Quote every entry word for word.

+---+

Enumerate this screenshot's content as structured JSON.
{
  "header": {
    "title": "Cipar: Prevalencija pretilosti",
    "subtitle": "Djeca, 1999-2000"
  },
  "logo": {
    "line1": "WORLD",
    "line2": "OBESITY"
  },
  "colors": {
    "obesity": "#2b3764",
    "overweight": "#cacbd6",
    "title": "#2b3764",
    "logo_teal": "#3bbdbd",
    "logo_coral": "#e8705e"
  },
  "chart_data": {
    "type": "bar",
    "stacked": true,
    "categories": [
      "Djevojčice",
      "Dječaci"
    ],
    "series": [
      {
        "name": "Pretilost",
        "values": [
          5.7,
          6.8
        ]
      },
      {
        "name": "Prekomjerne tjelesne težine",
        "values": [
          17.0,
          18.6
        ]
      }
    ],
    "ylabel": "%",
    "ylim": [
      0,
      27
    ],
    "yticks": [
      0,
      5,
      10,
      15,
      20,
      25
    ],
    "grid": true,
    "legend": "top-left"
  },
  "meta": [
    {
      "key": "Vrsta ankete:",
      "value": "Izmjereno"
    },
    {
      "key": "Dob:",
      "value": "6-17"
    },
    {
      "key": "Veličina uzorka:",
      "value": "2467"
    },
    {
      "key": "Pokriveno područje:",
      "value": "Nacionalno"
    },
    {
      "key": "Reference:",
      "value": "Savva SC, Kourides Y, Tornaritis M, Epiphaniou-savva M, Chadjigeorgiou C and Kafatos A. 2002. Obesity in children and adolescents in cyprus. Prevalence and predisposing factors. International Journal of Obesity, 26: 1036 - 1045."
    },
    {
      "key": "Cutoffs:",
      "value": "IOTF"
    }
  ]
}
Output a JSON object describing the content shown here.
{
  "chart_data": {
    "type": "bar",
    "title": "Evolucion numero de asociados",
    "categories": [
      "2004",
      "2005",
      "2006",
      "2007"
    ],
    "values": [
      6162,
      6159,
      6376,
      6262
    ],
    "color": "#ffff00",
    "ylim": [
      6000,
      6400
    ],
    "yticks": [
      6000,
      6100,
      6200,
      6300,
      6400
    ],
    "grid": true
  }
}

+---+

● EXPECTED OUTPUT:
Enumerate this screenshot's content as structured JSON.
{
  "header": {
    "title": "Cipar: Prevalencija pretilosti",
    "subtitle": "Djeca, 1999-2000"
  },
  "logo": {
    "line1": "WORLD",
    "line2": "OBESITY"
  },
  "colors": {
    "obesity": "#2b3764",
    "overweight": "#cacbd6",
    "title": "#2b3764",
    "logo_teal": "#3bbdbd",
    "logo_coral": "#e8705e"
  },
  "chart_data": {
    "type": "bar",
    "stacked": true,
    "categories": [
      "Djevojčice",
      "Dječaci"
    ],
    "series": [
      {
        "name": "Pretilost",
        "values": [
          5.7,
          6.8
        ]
      },
      {
        "name": "Prekomjerne tjelesne težine",
        "values": [
          17.0,
          18.6
        ]
      }
    ],
    "ylabel": "%",
    "ylim": [
      0,
      27
    ],
    "yticks": [
      0,
      5,
      10,
      15,
      20,
      25
    ],
    "grid": true,
    "legend": "top-left"
  },
  "meta": [
    {
      "key": "Vrsta ankete:",
      "value": "Izmjereno"
    },
    {
      "key": "Dob:",
      "value": "6-17"
    },
    {
      "key": "Veličina uzorka:",
      "value": "2467"
    },
    {
      "key": "Pokriveno područje:",
      "value": "Nacionalno"
    },
    {
      "key": "Reference:",
      "value": "Savva SC, Kourides Y, Tornaritis M, Epiphaniou-savva M, Chadjigeorgiou C and Kafatos A. 2002. Obesity in children and adolescents in cyprus. Prevalence and predisposing factors. International Journal of Obesity, 26: 1036 - 1045."
    },
    {
      "key": "Cutoffs:",
      "value": "IOTF"
    }
  ]
}
Output a JSON object describing the content shown here.
{
  "chart_data": {
    "type": "bar",
    "title": "Evolucion numero de asociados",
    "categories": [
      "2004",
      "2005",
      "2006",
      "2007"
    ],
    "values": [
      6162,
      6159,
      6376,
      6262
    ],
    "color": "#ffff00",
    "ylim": [
      6000,
      6400
    ],
    "yticks": [
      6000,
      6100,
      6200,
      6300,
      6400
    ],
    "grid": true
  }
}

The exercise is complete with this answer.